- **Exercise**:
Collect all lines from the records below that include the word "into".

(Stored records)
..........
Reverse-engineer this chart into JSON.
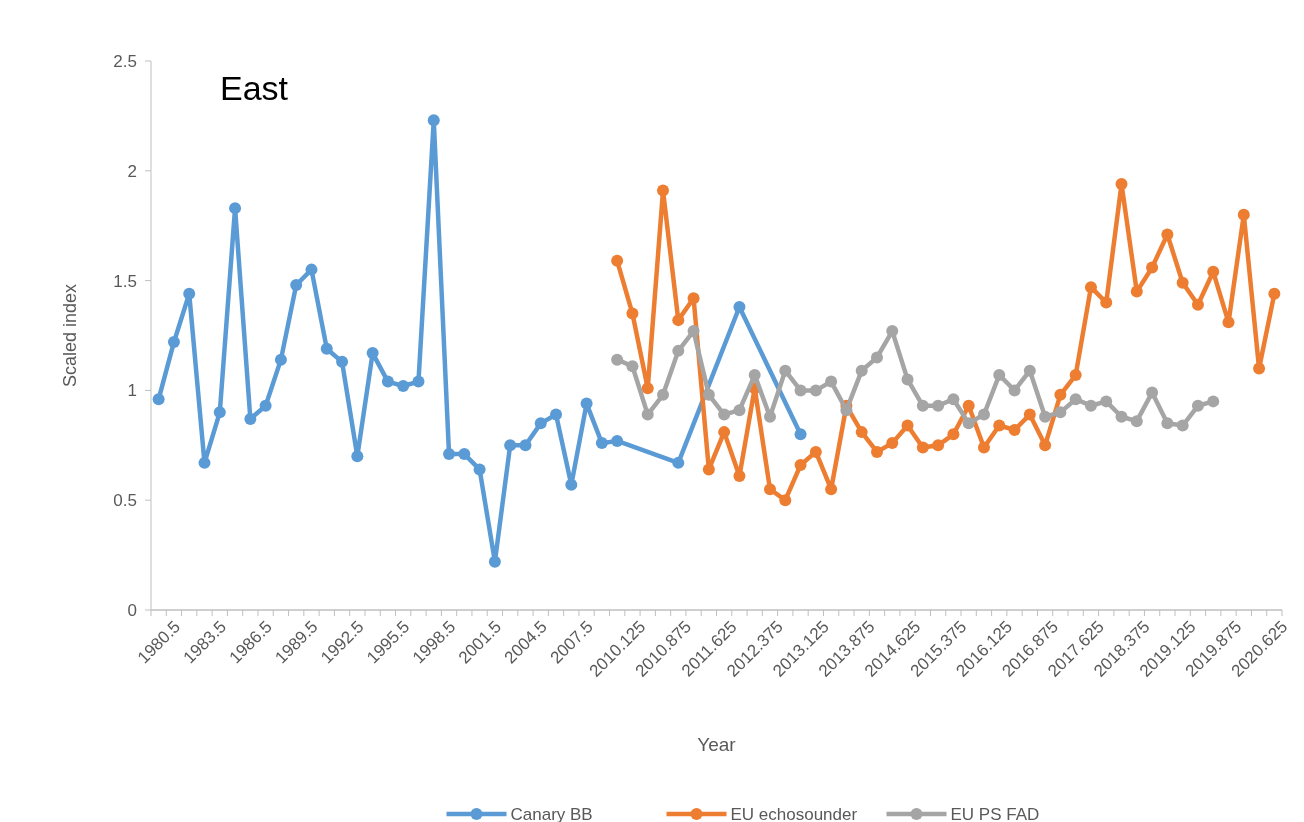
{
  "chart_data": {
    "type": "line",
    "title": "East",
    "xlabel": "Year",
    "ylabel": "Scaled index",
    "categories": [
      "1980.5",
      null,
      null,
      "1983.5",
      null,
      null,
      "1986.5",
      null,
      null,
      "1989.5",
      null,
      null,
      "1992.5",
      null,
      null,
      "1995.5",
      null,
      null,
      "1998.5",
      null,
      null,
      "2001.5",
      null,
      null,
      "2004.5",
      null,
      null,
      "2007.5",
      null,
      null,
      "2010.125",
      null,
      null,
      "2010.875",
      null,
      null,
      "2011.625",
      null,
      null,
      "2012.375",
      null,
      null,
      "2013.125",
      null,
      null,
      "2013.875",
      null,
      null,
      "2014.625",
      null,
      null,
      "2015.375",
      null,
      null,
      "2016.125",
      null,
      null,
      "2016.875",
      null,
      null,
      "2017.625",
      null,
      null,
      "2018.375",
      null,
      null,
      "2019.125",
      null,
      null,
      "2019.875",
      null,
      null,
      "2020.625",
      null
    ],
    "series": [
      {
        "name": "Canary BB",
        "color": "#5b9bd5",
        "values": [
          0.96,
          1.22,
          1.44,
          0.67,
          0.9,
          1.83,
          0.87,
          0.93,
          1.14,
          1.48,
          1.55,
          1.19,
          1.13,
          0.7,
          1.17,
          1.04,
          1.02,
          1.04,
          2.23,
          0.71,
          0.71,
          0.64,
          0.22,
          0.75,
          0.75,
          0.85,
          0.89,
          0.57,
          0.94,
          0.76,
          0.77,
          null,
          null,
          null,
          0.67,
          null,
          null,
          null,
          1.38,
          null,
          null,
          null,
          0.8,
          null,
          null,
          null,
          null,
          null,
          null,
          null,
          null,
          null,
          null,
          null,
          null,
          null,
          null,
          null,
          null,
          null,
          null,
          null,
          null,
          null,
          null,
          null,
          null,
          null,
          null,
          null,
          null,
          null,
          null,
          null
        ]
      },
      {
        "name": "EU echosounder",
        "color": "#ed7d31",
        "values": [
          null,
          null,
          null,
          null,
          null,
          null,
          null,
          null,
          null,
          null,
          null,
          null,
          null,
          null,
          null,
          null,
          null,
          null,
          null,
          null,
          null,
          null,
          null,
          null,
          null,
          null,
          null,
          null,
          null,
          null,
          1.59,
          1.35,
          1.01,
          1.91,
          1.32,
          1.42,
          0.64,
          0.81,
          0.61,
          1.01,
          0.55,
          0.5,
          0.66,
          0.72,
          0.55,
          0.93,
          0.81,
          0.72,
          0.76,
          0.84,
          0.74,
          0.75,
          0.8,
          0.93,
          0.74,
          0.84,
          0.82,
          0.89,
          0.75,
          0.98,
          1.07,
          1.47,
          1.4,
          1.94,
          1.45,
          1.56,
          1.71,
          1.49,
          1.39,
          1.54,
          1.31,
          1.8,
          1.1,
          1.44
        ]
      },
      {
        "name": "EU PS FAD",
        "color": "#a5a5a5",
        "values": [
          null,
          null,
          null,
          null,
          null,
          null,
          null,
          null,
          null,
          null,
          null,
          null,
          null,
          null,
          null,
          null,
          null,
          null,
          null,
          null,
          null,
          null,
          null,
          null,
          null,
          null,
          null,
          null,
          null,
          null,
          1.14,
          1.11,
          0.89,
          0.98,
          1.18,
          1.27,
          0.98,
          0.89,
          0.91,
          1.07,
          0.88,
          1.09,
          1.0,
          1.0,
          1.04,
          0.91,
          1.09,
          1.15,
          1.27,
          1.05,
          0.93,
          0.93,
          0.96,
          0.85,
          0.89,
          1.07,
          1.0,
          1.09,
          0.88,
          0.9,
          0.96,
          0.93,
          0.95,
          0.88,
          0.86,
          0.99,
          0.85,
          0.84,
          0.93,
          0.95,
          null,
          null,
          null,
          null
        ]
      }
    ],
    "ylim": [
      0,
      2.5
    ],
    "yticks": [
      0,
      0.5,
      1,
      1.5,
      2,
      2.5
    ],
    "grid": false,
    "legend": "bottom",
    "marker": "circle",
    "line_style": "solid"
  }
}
..........
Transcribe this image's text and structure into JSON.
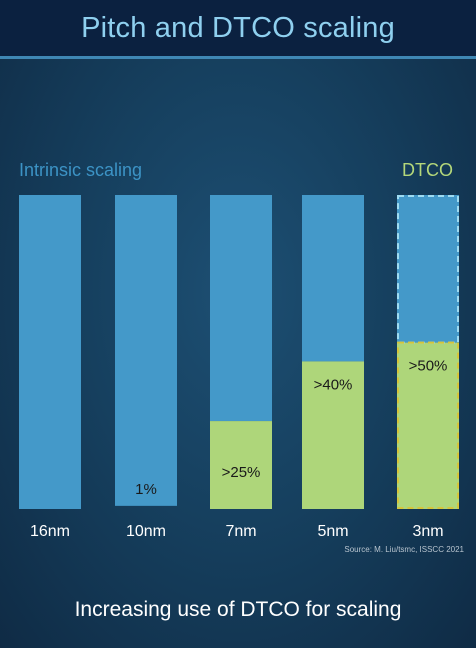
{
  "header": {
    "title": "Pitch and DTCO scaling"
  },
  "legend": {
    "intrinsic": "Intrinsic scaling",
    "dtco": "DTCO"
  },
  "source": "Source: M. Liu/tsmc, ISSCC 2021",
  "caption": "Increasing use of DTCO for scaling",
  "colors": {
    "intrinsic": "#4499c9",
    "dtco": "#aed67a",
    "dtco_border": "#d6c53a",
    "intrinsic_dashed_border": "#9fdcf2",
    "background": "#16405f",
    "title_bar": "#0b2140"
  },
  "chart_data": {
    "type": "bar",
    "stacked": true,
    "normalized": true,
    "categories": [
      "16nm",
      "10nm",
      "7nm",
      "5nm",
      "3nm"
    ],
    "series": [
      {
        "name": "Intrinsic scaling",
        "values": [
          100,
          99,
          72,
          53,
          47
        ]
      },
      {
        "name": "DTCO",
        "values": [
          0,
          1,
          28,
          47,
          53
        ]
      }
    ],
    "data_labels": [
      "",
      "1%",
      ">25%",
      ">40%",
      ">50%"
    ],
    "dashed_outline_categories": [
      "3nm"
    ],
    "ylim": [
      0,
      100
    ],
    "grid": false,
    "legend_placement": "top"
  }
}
..........
- **Correct result**:
Reverse-engineer this chart into JSON.
Transcribe this image's text and structure into JSON.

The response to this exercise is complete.